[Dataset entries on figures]
—————

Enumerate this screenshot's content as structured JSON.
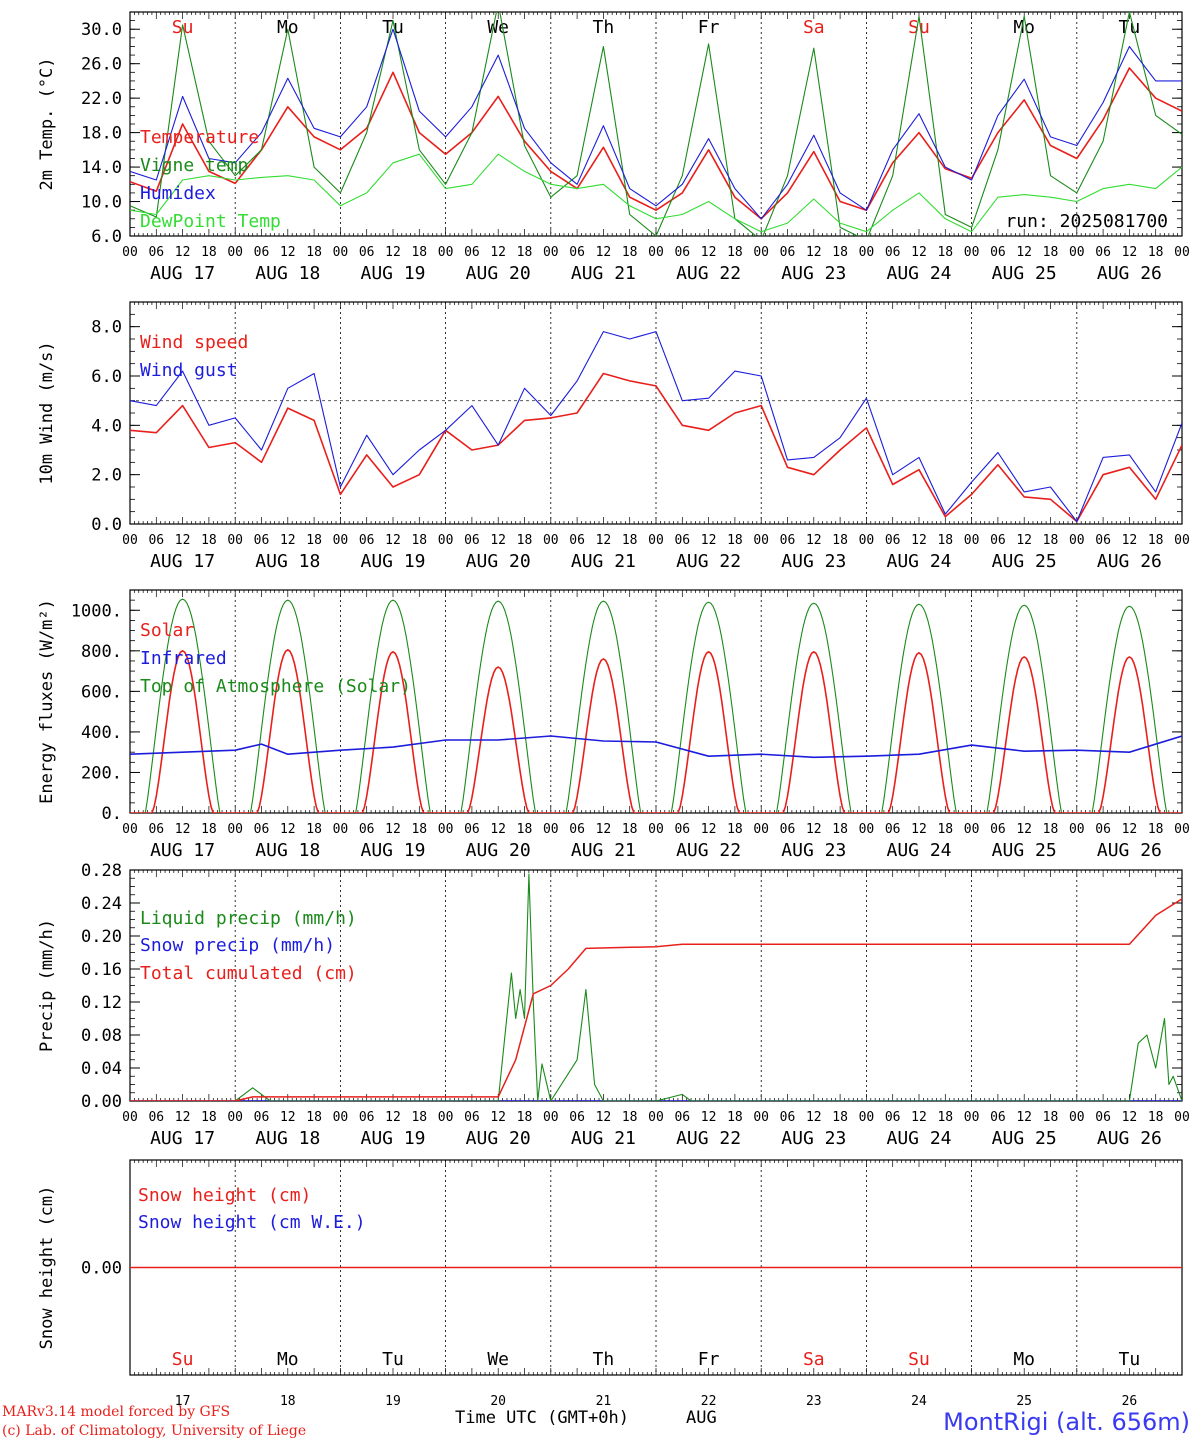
{
  "run_label": "run: 2025081700",
  "days": {
    "names": [
      "Su",
      "Mo",
      "Tu",
      "We",
      "Th",
      "Fr",
      "Sa",
      "Su",
      "Mo",
      "Tu"
    ],
    "dates": [
      "AUG 17",
      "AUG 18",
      "AUG 19",
      "AUG 20",
      "AUG 21",
      "AUG 22",
      "AUG 23",
      "AUG 24",
      "AUG 25",
      "AUG 26"
    ],
    "numbers": [
      "17",
      "18",
      "19",
      "20",
      "21",
      "22",
      "23",
      "24",
      "25",
      "26"
    ],
    "weekend_color": "#e8201c",
    "weekday_color": "#000000",
    "weekend_flags": [
      true,
      false,
      false,
      false,
      false,
      false,
      true,
      true,
      false,
      false
    ],
    "hour_ticks": [
      "00",
      "06",
      "12",
      "18"
    ]
  },
  "footer": {
    "line1": "MARv3.14 model forced by GFS",
    "line2": "(c) Lab. of Climatology, University of Liege",
    "xlabel": "Time UTC (GMT+0h)",
    "month": "AUG",
    "station": "MontRigi (alt. 656m)"
  },
  "colors": {
    "red": "#e8201c",
    "blue": "#1c1cdc",
    "green": "#1a8a1a",
    "lightgreen": "#33dd33"
  },
  "chart_data": [
    {
      "type": "line",
      "ylabel": "2m Temp. (°C)",
      "ylim": [
        6.0,
        32.0
      ],
      "yticks": [
        "6.0",
        "10.0",
        "14.0",
        "18.0",
        "22.0",
        "26.0",
        "30.0"
      ],
      "x": [
        "2025-08-17 00",
        "2025-08-17 06",
        "2025-08-17 12",
        "2025-08-17 18",
        "2025-08-18 00",
        "2025-08-18 06",
        "2025-08-18 12",
        "2025-08-18 18",
        "2025-08-19 00",
        "2025-08-19 06",
        "2025-08-19 12",
        "2025-08-19 18",
        "2025-08-20 00",
        "2025-08-20 06",
        "2025-08-20 12",
        "2025-08-20 18",
        "2025-08-21 00",
        "2025-08-21 06",
        "2025-08-21 12",
        "2025-08-21 18",
        "2025-08-22 00",
        "2025-08-22 06",
        "2025-08-22 12",
        "2025-08-22 18",
        "2025-08-23 00",
        "2025-08-23 06",
        "2025-08-23 12",
        "2025-08-23 18",
        "2025-08-24 00",
        "2025-08-24 06",
        "2025-08-24 12",
        "2025-08-24 18",
        "2025-08-25 00",
        "2025-08-25 06",
        "2025-08-25 12",
        "2025-08-25 18",
        "2025-08-26 00",
        "2025-08-26 06",
        "2025-08-26 12",
        "2025-08-26 18",
        "2025-08-27 00"
      ],
      "series": [
        {
          "name": "Temperature",
          "color": "red",
          "values": [
            12.3,
            11.2,
            19.0,
            13.5,
            12.1,
            16.0,
            21.0,
            17.5,
            16.0,
            18.5,
            25.0,
            18.0,
            15.5,
            18.0,
            22.2,
            17.0,
            13.5,
            11.5,
            16.3,
            10.5,
            9.0,
            11.0,
            16.0,
            10.5,
            8.0,
            11.0,
            15.8,
            10.0,
            9.0,
            14.5,
            18.0,
            13.8,
            12.7,
            18.0,
            21.8,
            16.5,
            15.0,
            19.5,
            25.5,
            22.0,
            20.5
          ]
        },
        {
          "name": "Vigne temp",
          "color": "green",
          "values": [
            9.5,
            8.2,
            30.5,
            17.0,
            13.0,
            16.0,
            30.0,
            14.0,
            11.0,
            18.0,
            31.0,
            16.0,
            12.0,
            18.0,
            33.0,
            16.5,
            10.5,
            13.0,
            28.0,
            8.5,
            6.0,
            13.0,
            28.3,
            8.0,
            5.5,
            13.0,
            27.8,
            7.0,
            5.5,
            13.0,
            31.5,
            8.5,
            7.0,
            16.0,
            31.5,
            13.0,
            11.0,
            17.0,
            32.0,
            20.0,
            17.8
          ]
        },
        {
          "name": "Humidex",
          "color": "blue",
          "values": [
            13.5,
            12.5,
            22.2,
            15.0,
            14.5,
            18.0,
            24.3,
            18.5,
            17.5,
            21.0,
            30.0,
            20.5,
            17.5,
            21.0,
            27.0,
            18.5,
            14.5,
            12.0,
            18.8,
            11.5,
            9.5,
            12.0,
            17.3,
            11.5,
            8.0,
            12.0,
            17.7,
            11.0,
            9.0,
            16.0,
            20.2,
            14.0,
            12.5,
            20.0,
            24.2,
            17.5,
            16.5,
            21.5,
            28.0,
            24.0,
            24.0
          ]
        },
        {
          "name": "DewPoint Temp",
          "color": "lightgreen",
          "values": [
            9.0,
            8.5,
            12.5,
            13.0,
            12.5,
            12.8,
            13.0,
            12.5,
            9.5,
            11.0,
            14.5,
            15.5,
            11.5,
            12.0,
            15.5,
            13.5,
            12.0,
            11.5,
            12.0,
            9.5,
            8.0,
            8.5,
            10.0,
            8.0,
            6.5,
            7.5,
            10.3,
            7.5,
            6.5,
            9.0,
            11.0,
            8.0,
            6.5,
            10.5,
            10.8,
            10.5,
            10.0,
            11.5,
            12.0,
            11.5,
            14.0
          ]
        }
      ]
    },
    {
      "type": "line",
      "ylabel": "10m Wind (m/s)",
      "ylim": [
        0.0,
        9.0
      ],
      "yticks": [
        "0.0",
        "2.0",
        "4.0",
        "6.0",
        "8.0"
      ],
      "ref_line": 5.0,
      "x": [
        "2025-08-17 00",
        "2025-08-17 06",
        "2025-08-17 12",
        "2025-08-17 18",
        "2025-08-18 00",
        "2025-08-18 06",
        "2025-08-18 12",
        "2025-08-18 18",
        "2025-08-19 00",
        "2025-08-19 06",
        "2025-08-19 12",
        "2025-08-19 18",
        "2025-08-20 00",
        "2025-08-20 06",
        "2025-08-20 12",
        "2025-08-20 18",
        "2025-08-21 00",
        "2025-08-21 06",
        "2025-08-21 12",
        "2025-08-21 18",
        "2025-08-22 00",
        "2025-08-22 06",
        "2025-08-22 12",
        "2025-08-22 18",
        "2025-08-23 00",
        "2025-08-23 06",
        "2025-08-23 12",
        "2025-08-23 18",
        "2025-08-24 00",
        "2025-08-24 06",
        "2025-08-24 12",
        "2025-08-24 18",
        "2025-08-25 00",
        "2025-08-25 06",
        "2025-08-25 12",
        "2025-08-25 18",
        "2025-08-26 00",
        "2025-08-26 06",
        "2025-08-26 12",
        "2025-08-26 18",
        "2025-08-27 00"
      ],
      "series": [
        {
          "name": "Wind speed",
          "color": "red",
          "values": [
            3.8,
            3.7,
            4.8,
            3.1,
            3.3,
            2.5,
            4.7,
            4.2,
            1.2,
            2.8,
            1.5,
            2.0,
            3.8,
            3.0,
            3.2,
            4.2,
            4.3,
            4.5,
            6.1,
            5.8,
            5.6,
            4.0,
            3.8,
            4.5,
            4.8,
            2.3,
            2.0,
            3.0,
            3.9,
            1.6,
            2.2,
            0.3,
            1.2,
            2.4,
            1.1,
            1.0,
            0.1,
            2.0,
            2.3,
            1.0,
            3.2
          ]
        },
        {
          "name": "Wind gust",
          "color": "blue",
          "values": [
            5.0,
            4.8,
            6.2,
            4.0,
            4.3,
            3.0,
            5.5,
            6.1,
            1.5,
            3.6,
            2.0,
            3.0,
            3.8,
            4.8,
            3.2,
            5.5,
            4.4,
            5.8,
            7.8,
            7.5,
            7.8,
            5.0,
            5.1,
            6.2,
            6.0,
            2.6,
            2.7,
            3.5,
            5.1,
            2.0,
            2.7,
            0.4,
            1.7,
            2.9,
            1.3,
            1.5,
            0.1,
            2.7,
            2.8,
            1.3,
            4.1
          ]
        }
      ]
    },
    {
      "type": "line",
      "ylabel": "Energy fluxes (W/m²)",
      "ylim": [
        0,
        1100
      ],
      "yticks": [
        "0.",
        "200.",
        "400.",
        "600.",
        "800.",
        "1000."
      ],
      "series": [
        {
          "name": "Solar",
          "color": "red",
          "daily_peaks": [
            800,
            805,
            795,
            720,
            760,
            795,
            795,
            790,
            770,
            770
          ]
        },
        {
          "name": "Infrared",
          "color": "blue",
          "x": [
            "2025-08-17 00",
            "2025-08-17 12",
            "2025-08-18 00",
            "2025-08-18 06",
            "2025-08-18 12",
            "2025-08-19 00",
            "2025-08-19 12",
            "2025-08-20 00",
            "2025-08-20 12",
            "2025-08-21 00",
            "2025-08-21 12",
            "2025-08-22 00",
            "2025-08-22 12",
            "2025-08-23 00",
            "2025-08-23 12",
            "2025-08-24 00",
            "2025-08-24 12",
            "2025-08-25 00",
            "2025-08-25 12",
            "2025-08-26 00",
            "2025-08-26 12",
            "2025-08-27 00"
          ],
          "values": [
            290,
            300,
            310,
            340,
            290,
            310,
            325,
            360,
            360,
            380,
            355,
            350,
            280,
            290,
            275,
            280,
            290,
            335,
            305,
            310,
            300,
            380
          ]
        },
        {
          "name": "Top of Atmosphere (Solar)",
          "color": "green",
          "daily_peaks": [
            1055,
            1050,
            1050,
            1045,
            1045,
            1040,
            1035,
            1030,
            1025,
            1020
          ]
        }
      ]
    },
    {
      "type": "line",
      "ylabel": "Precip (mm/h)",
      "ylim": [
        0.0,
        0.28
      ],
      "yticks": [
        "0.00",
        "0.04",
        "0.08",
        "0.12",
        "0.16",
        "0.20",
        "0.24",
        "0.28"
      ],
      "series": [
        {
          "name": "Liquid precip (mm/h)",
          "color": "green",
          "x": [
            "2025-08-17 00",
            "2025-08-18 00",
            "2025-08-18 04",
            "2025-08-18 08",
            "2025-08-20 12",
            "2025-08-20 15",
            "2025-08-20 16",
            "2025-08-20 17",
            "2025-08-20 18",
            "2025-08-20 19",
            "2025-08-20 20",
            "2025-08-20 21",
            "2025-08-20 22",
            "2025-08-21 00",
            "2025-08-21 06",
            "2025-08-21 08",
            "2025-08-21 10",
            "2025-08-21 12",
            "2025-08-22 00",
            "2025-08-22 06",
            "2025-08-22 08",
            "2025-08-26 12",
            "2025-08-26 14",
            "2025-08-26 16",
            "2025-08-26 18",
            "2025-08-26 20",
            "2025-08-26 21",
            "2025-08-26 22",
            "2025-08-27 00"
          ],
          "values": [
            0.0,
            0.0,
            0.016,
            0.0,
            0.0,
            0.155,
            0.1,
            0.135,
            0.1,
            0.275,
            0.12,
            0.0,
            0.045,
            0.0,
            0.05,
            0.135,
            0.02,
            0.0,
            0.0,
            0.008,
            0.0,
            0.0,
            0.07,
            0.08,
            0.04,
            0.1,
            0.02,
            0.03,
            0.0
          ]
        },
        {
          "name": "Snow precip (mm/h)",
          "color": "blue",
          "values": [
            0.0
          ]
        },
        {
          "name": "Total cumulated (cm)",
          "color": "red",
          "x": [
            "2025-08-17 00",
            "2025-08-18 00",
            "2025-08-18 04",
            "2025-08-20 12",
            "2025-08-20 16",
            "2025-08-20 20",
            "2025-08-21 00",
            "2025-08-21 04",
            "2025-08-21 08",
            "2025-08-22 00",
            "2025-08-22 06",
            "2025-08-26 12",
            "2025-08-26 18",
            "2025-08-27 00"
          ],
          "values": [
            0.0,
            0.0,
            0.005,
            0.005,
            0.05,
            0.13,
            0.14,
            0.16,
            0.185,
            0.187,
            0.19,
            0.19,
            0.225,
            0.245
          ]
        }
      ]
    },
    {
      "type": "line",
      "ylabel": "Snow height (cm)",
      "ylim": [
        -0.01,
        0.01
      ],
      "yticks": [
        "0.00"
      ],
      "series": [
        {
          "name": "Snow height (cm)",
          "color": "red",
          "values": [
            0.0
          ]
        },
        {
          "name": "Snow height (cm W.E.)",
          "color": "blue",
          "values": [
            0.0
          ]
        }
      ]
    }
  ]
}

—————

▶ Instructions for the task:
How many of the lines above include the string "ylabel"? Reply with the number by itself.

▶ Reply:
5